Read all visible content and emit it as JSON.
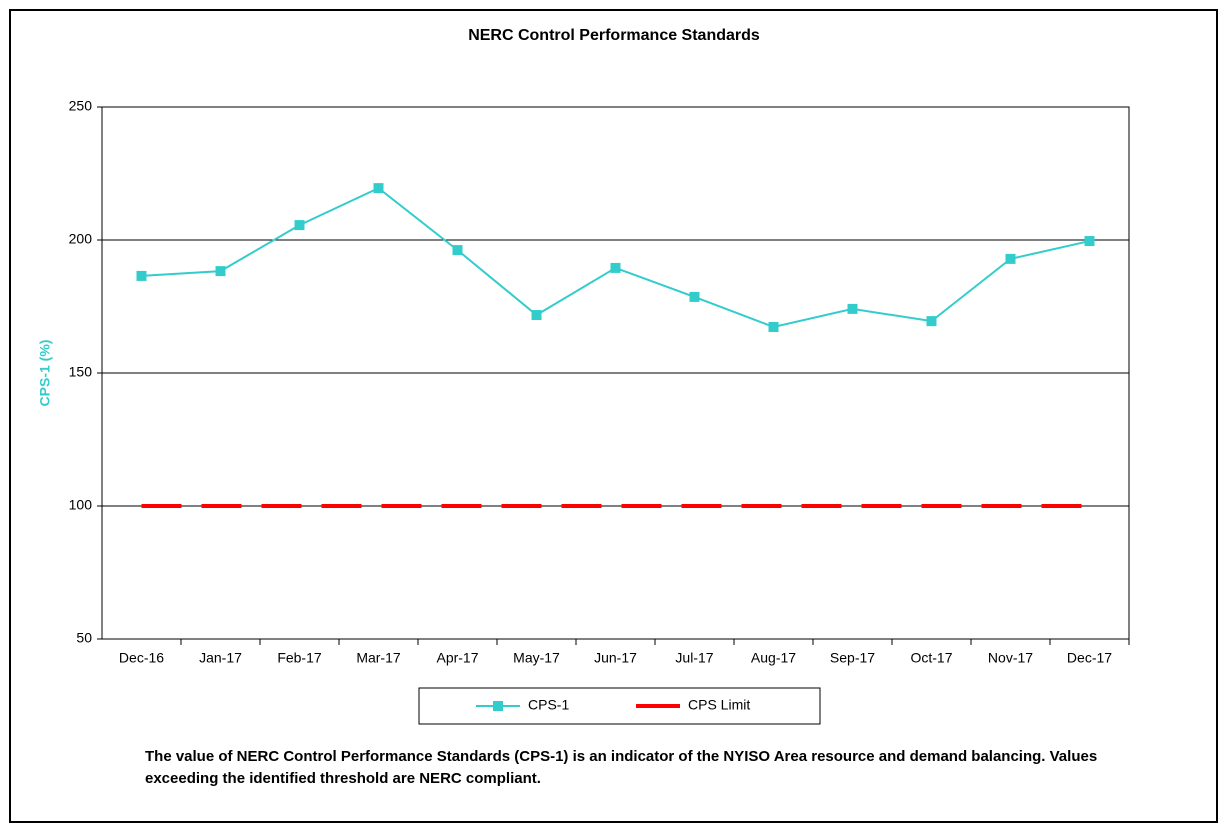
{
  "chart_data": {
    "type": "line",
    "title": "NERC Control Performance Standards",
    "y_label": "CPS-1 (%)",
    "y_label_color": "#33cccc",
    "categories": [
      "Dec-16",
      "Jan-17",
      "Feb-17",
      "Mar-17",
      "Apr-17",
      "May-17",
      "Jun-17",
      "Jul-17",
      "Aug-17",
      "Sep-17",
      "Oct-17",
      "Nov-17",
      "Dec-17"
    ],
    "series": [
      {
        "name": "CPS-1",
        "color": "#33cccc",
        "marker": "square",
        "dashed": false,
        "values": [
          186.5,
          188.3,
          205.6,
          219.5,
          196.2,
          171.8,
          189.5,
          178.6,
          167.3,
          174.1,
          169.5,
          192.9,
          199.6
        ]
      },
      {
        "name": "CPS Limit",
        "color": "#ff0000",
        "marker": "none",
        "dashed": true,
        "values": [
          100,
          100,
          100,
          100,
          100,
          100,
          100,
          100,
          100,
          100,
          100,
          100,
          100
        ]
      }
    ],
    "ylim": [
      50,
      250
    ],
    "yticks": [
      50,
      100,
      150,
      200,
      250
    ],
    "grid": true,
    "legend": "bottom",
    "note": "The value of NERC Control Performance Standards (CPS-1) is an indicator of the NYISO Area resource and demand balancing. Values exceeding the identified threshold are NERC compliant."
  }
}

○ ○ ○ ○

**Task brief**:
Output every entry exactly as given; pictures are not part of the copy.

**Answer for the task**:
Read all visible content and emit it as JSON.
{
  "chart_data": {
    "type": "line",
    "title": "NERC Control Performance Standards",
    "y_label": "CPS-1 (%)",
    "y_label_color": "#33cccc",
    "categories": [
      "Dec-16",
      "Jan-17",
      "Feb-17",
      "Mar-17",
      "Apr-17",
      "May-17",
      "Jun-17",
      "Jul-17",
      "Aug-17",
      "Sep-17",
      "Oct-17",
      "Nov-17",
      "Dec-17"
    ],
    "series": [
      {
        "name": "CPS-1",
        "color": "#33cccc",
        "marker": "square",
        "dashed": false,
        "values": [
          186.5,
          188.3,
          205.6,
          219.5,
          196.2,
          171.8,
          189.5,
          178.6,
          167.3,
          174.1,
          169.5,
          192.9,
          199.6
        ]
      },
      {
        "name": "CPS Limit",
        "color": "#ff0000",
        "marker": "none",
        "dashed": true,
        "values": [
          100,
          100,
          100,
          100,
          100,
          100,
          100,
          100,
          100,
          100,
          100,
          100,
          100
        ]
      }
    ],
    "ylim": [
      50,
      250
    ],
    "yticks": [
      50,
      100,
      150,
      200,
      250
    ],
    "grid": true,
    "legend": "bottom",
    "note": "The value of NERC Control Performance Standards (CPS-1) is an indicator of the NYISO Area resource and demand balancing. Values exceeding the identified threshold are NERC compliant."
  }
}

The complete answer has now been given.